>> start INPUT

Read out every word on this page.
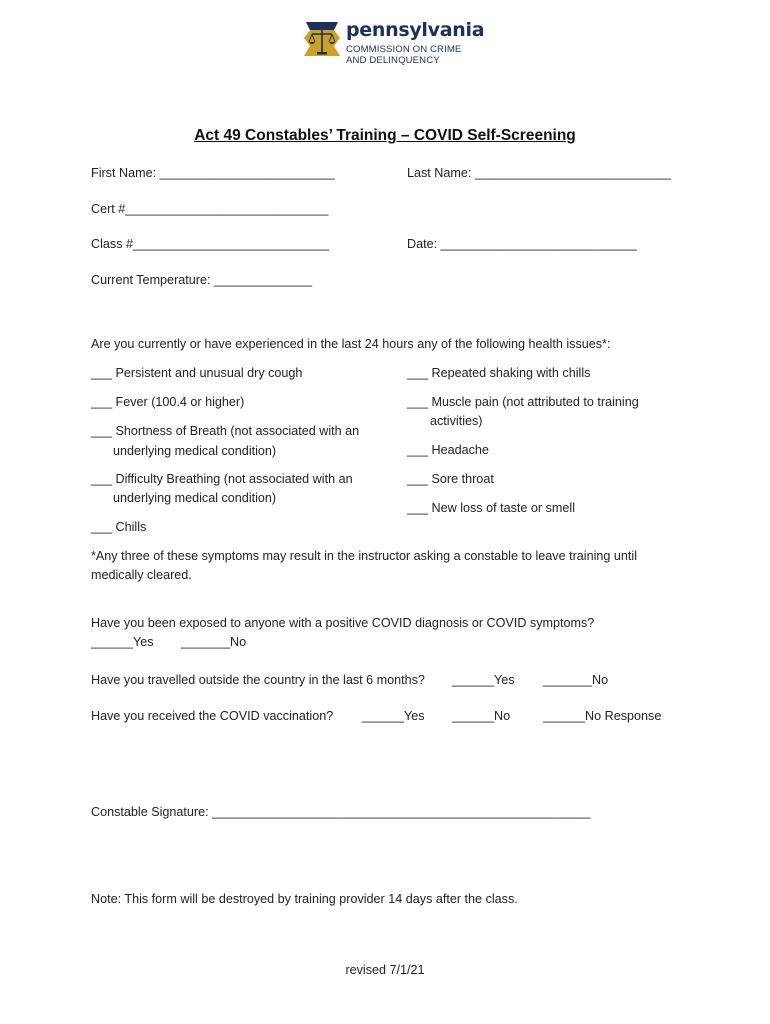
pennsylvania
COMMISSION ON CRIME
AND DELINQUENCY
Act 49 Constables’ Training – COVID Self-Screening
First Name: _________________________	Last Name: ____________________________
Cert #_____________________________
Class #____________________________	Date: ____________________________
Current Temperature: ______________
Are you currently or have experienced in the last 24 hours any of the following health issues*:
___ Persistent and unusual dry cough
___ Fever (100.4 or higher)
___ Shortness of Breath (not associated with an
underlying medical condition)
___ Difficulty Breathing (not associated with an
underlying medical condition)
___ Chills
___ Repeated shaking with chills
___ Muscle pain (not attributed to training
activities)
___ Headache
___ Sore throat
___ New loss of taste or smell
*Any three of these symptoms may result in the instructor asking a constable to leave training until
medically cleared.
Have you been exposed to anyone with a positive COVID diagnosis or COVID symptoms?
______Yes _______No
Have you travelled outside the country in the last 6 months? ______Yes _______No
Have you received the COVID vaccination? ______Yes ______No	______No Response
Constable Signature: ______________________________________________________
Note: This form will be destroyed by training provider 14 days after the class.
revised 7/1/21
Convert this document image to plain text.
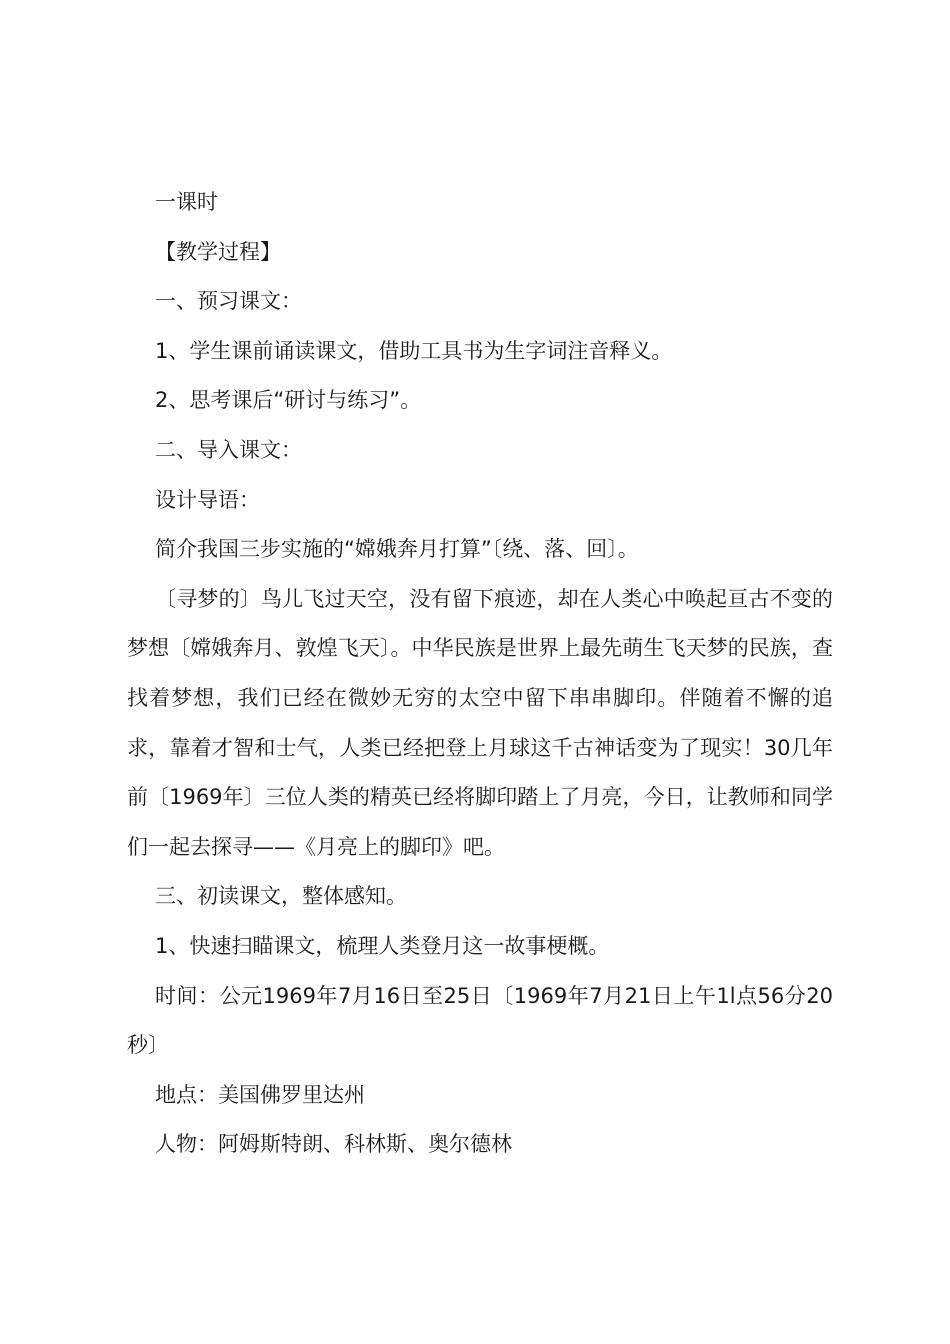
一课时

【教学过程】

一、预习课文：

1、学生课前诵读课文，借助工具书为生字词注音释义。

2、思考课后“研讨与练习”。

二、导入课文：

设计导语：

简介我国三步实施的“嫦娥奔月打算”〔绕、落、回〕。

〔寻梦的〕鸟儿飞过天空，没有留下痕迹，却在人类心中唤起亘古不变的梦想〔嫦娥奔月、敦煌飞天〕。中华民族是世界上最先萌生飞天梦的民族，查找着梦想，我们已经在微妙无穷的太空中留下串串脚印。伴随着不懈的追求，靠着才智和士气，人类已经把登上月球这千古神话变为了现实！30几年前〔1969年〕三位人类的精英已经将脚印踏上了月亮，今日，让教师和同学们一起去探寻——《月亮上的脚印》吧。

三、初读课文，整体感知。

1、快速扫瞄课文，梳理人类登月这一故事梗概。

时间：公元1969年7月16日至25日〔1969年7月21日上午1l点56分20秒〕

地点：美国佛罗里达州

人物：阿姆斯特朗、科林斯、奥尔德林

>> end INPUT
>> start INPUT

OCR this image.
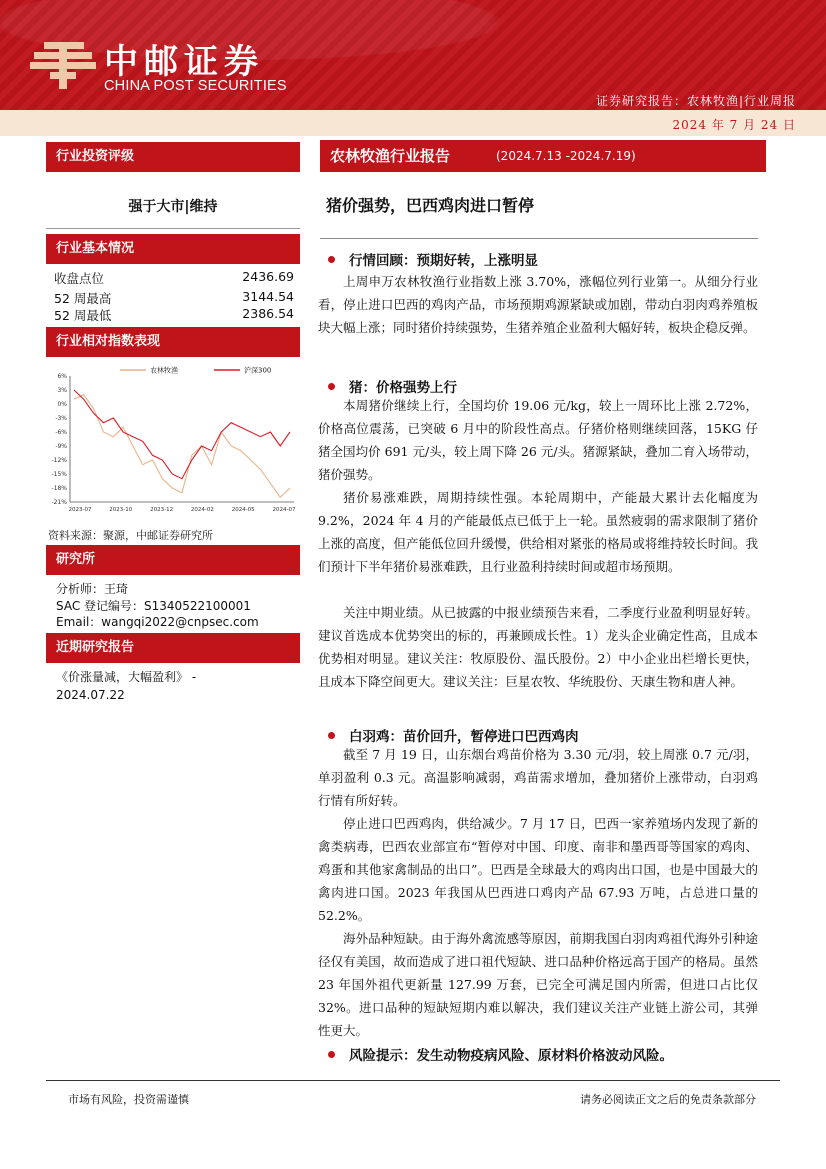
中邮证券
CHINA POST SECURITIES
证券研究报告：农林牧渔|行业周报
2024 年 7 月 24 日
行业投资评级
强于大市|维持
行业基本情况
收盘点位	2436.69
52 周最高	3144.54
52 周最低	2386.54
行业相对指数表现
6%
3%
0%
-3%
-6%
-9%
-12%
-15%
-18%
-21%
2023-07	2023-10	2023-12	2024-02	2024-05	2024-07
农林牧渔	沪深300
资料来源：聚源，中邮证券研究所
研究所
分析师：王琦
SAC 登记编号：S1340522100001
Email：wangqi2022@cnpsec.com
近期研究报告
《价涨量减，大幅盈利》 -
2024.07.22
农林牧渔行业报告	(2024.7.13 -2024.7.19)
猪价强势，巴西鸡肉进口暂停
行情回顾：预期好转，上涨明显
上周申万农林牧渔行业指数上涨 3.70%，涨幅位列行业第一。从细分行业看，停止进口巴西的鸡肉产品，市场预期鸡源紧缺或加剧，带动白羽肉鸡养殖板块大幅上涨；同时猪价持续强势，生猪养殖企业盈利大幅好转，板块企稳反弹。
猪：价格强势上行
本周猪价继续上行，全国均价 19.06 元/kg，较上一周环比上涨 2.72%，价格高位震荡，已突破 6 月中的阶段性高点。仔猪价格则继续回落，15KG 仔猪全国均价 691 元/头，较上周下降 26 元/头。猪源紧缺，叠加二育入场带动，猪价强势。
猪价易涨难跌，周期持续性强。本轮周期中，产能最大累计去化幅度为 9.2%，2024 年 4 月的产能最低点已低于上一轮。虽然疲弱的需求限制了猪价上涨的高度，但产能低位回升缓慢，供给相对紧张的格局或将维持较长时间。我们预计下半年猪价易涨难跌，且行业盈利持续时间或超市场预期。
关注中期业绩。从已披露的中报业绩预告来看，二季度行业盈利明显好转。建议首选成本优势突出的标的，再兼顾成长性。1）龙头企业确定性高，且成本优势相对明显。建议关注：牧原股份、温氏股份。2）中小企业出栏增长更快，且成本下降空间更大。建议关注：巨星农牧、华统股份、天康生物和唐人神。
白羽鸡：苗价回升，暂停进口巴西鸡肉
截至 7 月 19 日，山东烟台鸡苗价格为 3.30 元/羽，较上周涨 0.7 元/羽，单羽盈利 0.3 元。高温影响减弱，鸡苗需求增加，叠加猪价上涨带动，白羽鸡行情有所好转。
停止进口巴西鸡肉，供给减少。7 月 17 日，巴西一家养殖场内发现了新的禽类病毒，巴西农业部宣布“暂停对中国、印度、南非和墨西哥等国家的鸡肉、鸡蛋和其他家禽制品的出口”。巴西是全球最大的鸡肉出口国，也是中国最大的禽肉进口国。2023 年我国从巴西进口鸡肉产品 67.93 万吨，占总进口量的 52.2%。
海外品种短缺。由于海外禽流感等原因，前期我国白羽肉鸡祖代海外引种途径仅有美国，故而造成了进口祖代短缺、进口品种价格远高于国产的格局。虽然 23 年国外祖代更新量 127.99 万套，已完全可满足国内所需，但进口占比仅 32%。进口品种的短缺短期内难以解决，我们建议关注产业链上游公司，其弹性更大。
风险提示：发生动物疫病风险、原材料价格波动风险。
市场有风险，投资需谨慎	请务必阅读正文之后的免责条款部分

>> end INPUT

* WHAT THE TASK ASKS:
Show every line in the records above that contains the word "猪价强势".

* PROBLEM SOLUTION:
猪价强势，巴西鸡肉进口暂停
本周猪价继续上行，全国均价 19.06 元/kg，较上一周环比上涨 2.72%，价格高位震荡，已突破 6 月中的阶段性高点。仔猪价格则继续回落，15KG 仔猪全国均价 691 元/头，较上周下降 26 元/头。猪源紧缺，叠加二育入场带动，猪价强势。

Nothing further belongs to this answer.